Set task: Collect every line that includes the string "sweater".

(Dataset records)
══════════════════════════════

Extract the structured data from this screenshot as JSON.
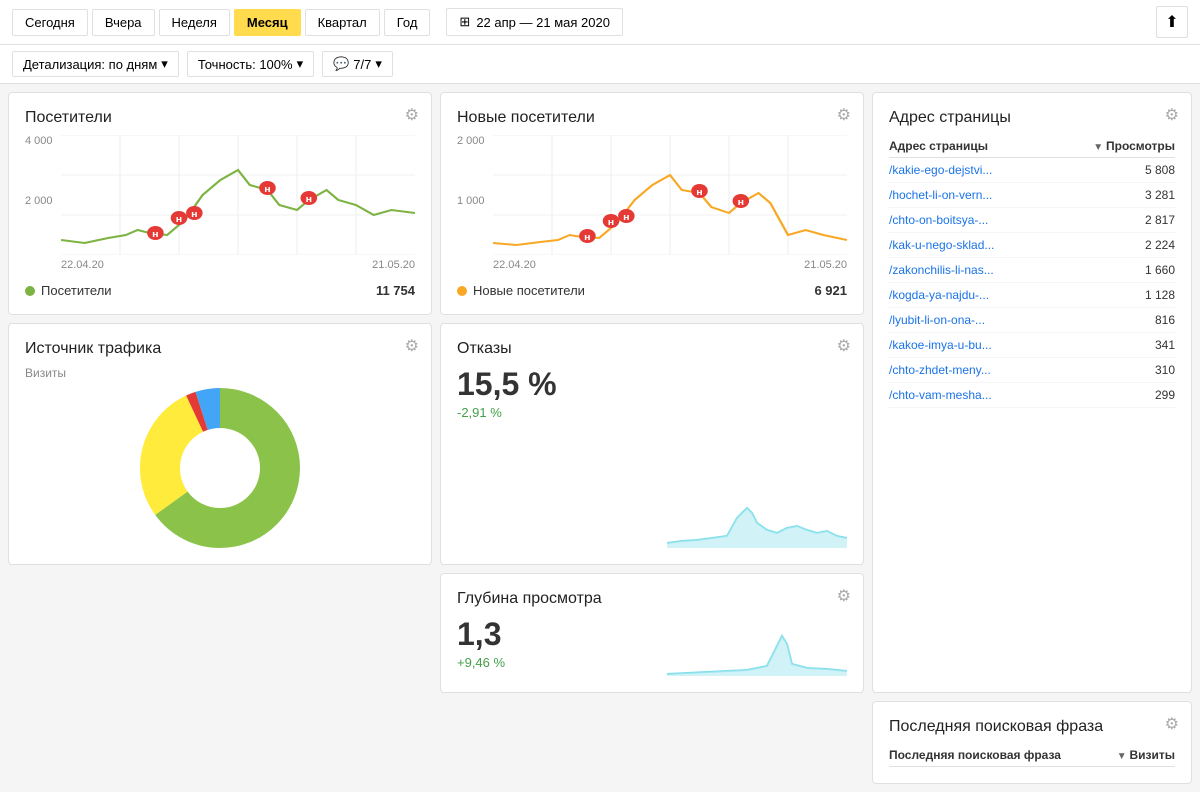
{
  "topbar": {
    "periods": [
      "Сегодня",
      "Вчера",
      "Неделя",
      "Месяц",
      "Квартал",
      "Год"
    ],
    "active_period": "Месяц",
    "date_range": "22 апр — 21 мая 2020",
    "grid_icon": "⊞"
  },
  "filterbar": {
    "detail_label": "Детализация: по дням",
    "accuracy_label": "Точность: 100%",
    "segments_label": "7/7"
  },
  "visitors": {
    "title": "Посетители",
    "legend": "Посетители",
    "value": "11 754",
    "y_labels": [
      "4 000",
      "2 000",
      ""
    ],
    "x_labels": [
      "22.04.20",
      "21.05.20"
    ],
    "color": "#7cb342"
  },
  "new_visitors": {
    "title": "Новые посетители",
    "legend": "Новые посетители",
    "value": "6 921",
    "y_labels": [
      "2 000",
      "1 000",
      ""
    ],
    "x_labels": [
      "22.04.20",
      "21.05.20"
    ],
    "color": "#f9a825"
  },
  "page_address": {
    "title": "Адрес страницы",
    "col1": "Адрес страницы",
    "col2": "Просмотры",
    "rows": [
      {
        "url": "/kakie-ego-dejstvi...",
        "views": "5 808"
      },
      {
        "url": "/hochet-li-on-vern...",
        "views": "3 281"
      },
      {
        "url": "/chto-on-boitsya-...",
        "views": "2 817"
      },
      {
        "url": "/kak-u-nego-sklad...",
        "views": "2 224"
      },
      {
        "url": "/zakonchilis-li-nas...",
        "views": "1 660"
      },
      {
        "url": "/kogda-ya-najdu-...",
        "views": "1 128"
      },
      {
        "url": "/lyubit-li-on-ona-...",
        "views": "816"
      },
      {
        "url": "/kakoe-imya-u-bu...",
        "views": "341"
      },
      {
        "url": "/chto-zhdet-meny...",
        "views": "310"
      },
      {
        "url": "/chto-vam-mesha...",
        "views": "299"
      }
    ]
  },
  "traffic_source": {
    "title": "Источник трафика",
    "subtitle": "Визиты",
    "segments": [
      {
        "color": "#8bc34a",
        "pct": 65
      },
      {
        "color": "#ffeb3b",
        "pct": 28
      },
      {
        "color": "#e53935",
        "pct": 2
      },
      {
        "color": "#42a5f5",
        "pct": 5
      }
    ]
  },
  "bounce": {
    "title": "Отказы",
    "value": "15,5 %",
    "change": "-2,91 %"
  },
  "depth": {
    "title": "Глубина просмотра",
    "value": "1,3",
    "change": "+9,46 %"
  },
  "last_search": {
    "title": "Последняя поисковая фраза",
    "col1": "Последняя поисковая фраза",
    "col2": "Визиты"
  }
}
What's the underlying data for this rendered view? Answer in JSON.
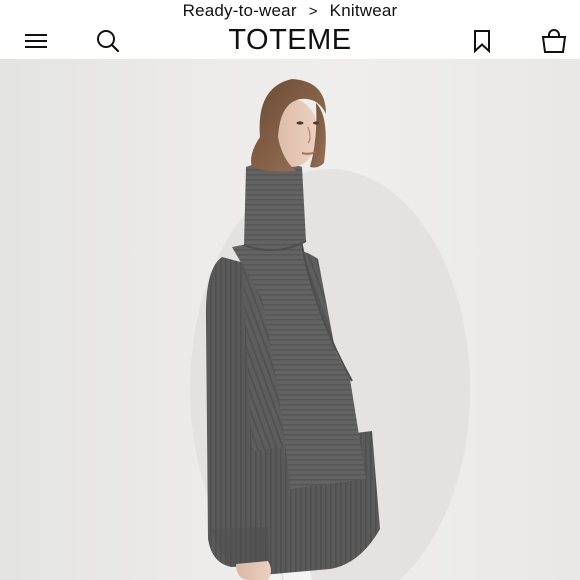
{
  "breadcrumb": {
    "items": [
      "Ready-to-wear",
      "Knitwear"
    ],
    "separator": ">"
  },
  "header": {
    "brand": "TOTEME",
    "icons": [
      "menu-icon",
      "search-icon",
      "bookmark-icon",
      "shopping-bag-icon"
    ]
  },
  "hero": {
    "image": "product-photo-model-grey-knit-sweater"
  },
  "colors": {
    "background": "#ffffff",
    "text": "#111111",
    "photo_backdrop": "#ecebe9",
    "sweater": "#5c5c5c"
  }
}
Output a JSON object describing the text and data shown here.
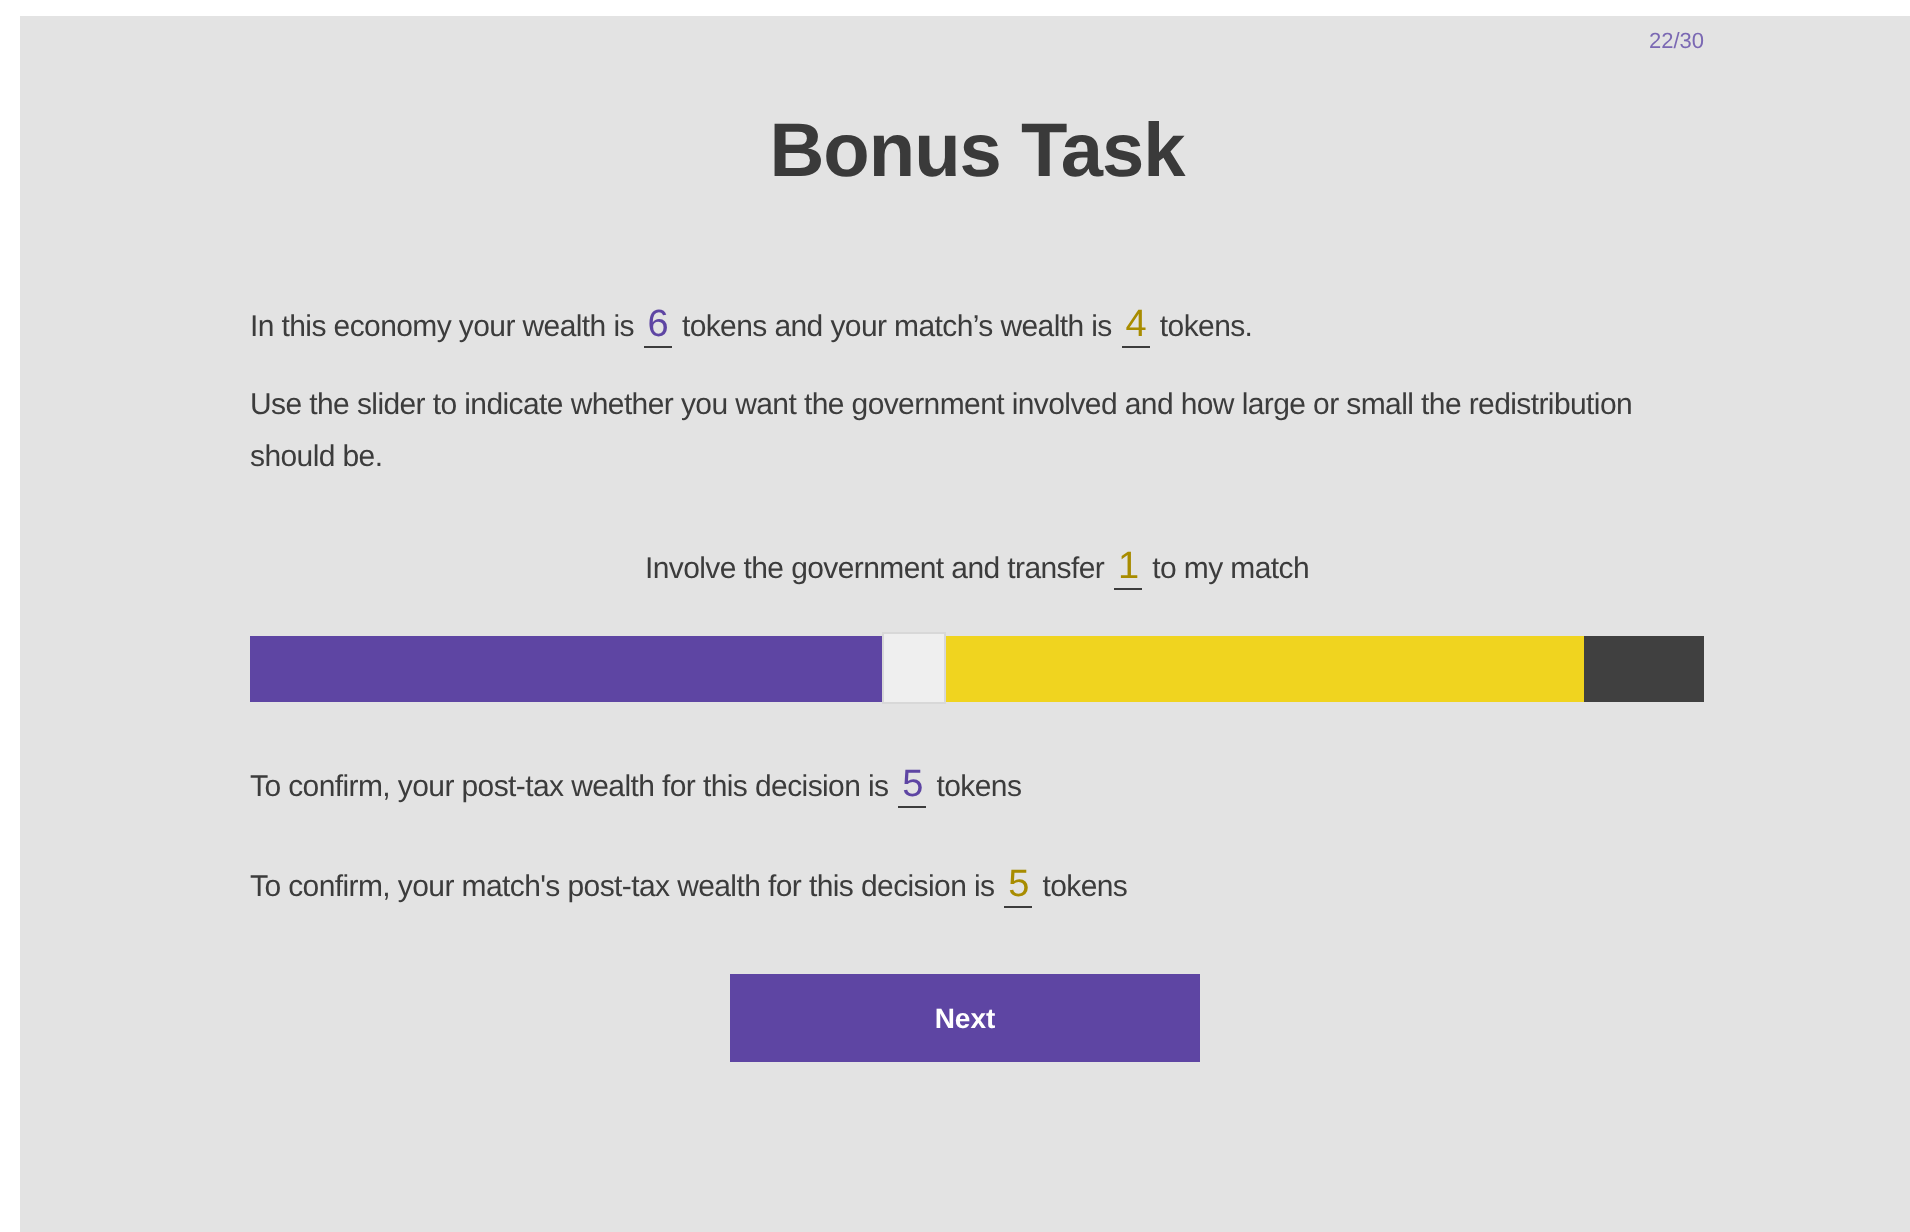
{
  "progress": "22/30",
  "title": "Bonus Task",
  "intro": [
    {
      "parts": [
        "In this economy your wealth is ",
        {
          "value": "6",
          "color": "#5e45a3"
        },
        " tokens and your match’s wealth is ",
        {
          "value": "4",
          "color": "#a88c00"
        },
        " tokens."
      ]
    },
    {
      "parts": [
        "Use the slider to indicate whether you want the government involved and how large or small the redistribution should be."
      ]
    }
  ],
  "slider_caption": {
    "parts": [
      "Involve the government and transfer ",
      {
        "value": "1",
        "color": "#a88c00"
      },
      " to my match"
    ]
  },
  "slider": {
    "level": 0.457
  },
  "confirmations": [
    {
      "parts": [
        "To confirm, your post-tax wealth for this decision is ",
        {
          "value": "5",
          "color": "#5e45a3"
        },
        " tokens"
      ]
    },
    {
      "parts": [
        "To confirm, your match's post-tax wealth for this decision is ",
        {
          "value": "5",
          "color": "#a88c00"
        },
        " tokens"
      ]
    }
  ],
  "next_button": "Next"
}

══════════════════════════════

Reply to the task:
    "image": "product-photo-model-grey-knit-sweater"
    "sweater": "#5c5c5c"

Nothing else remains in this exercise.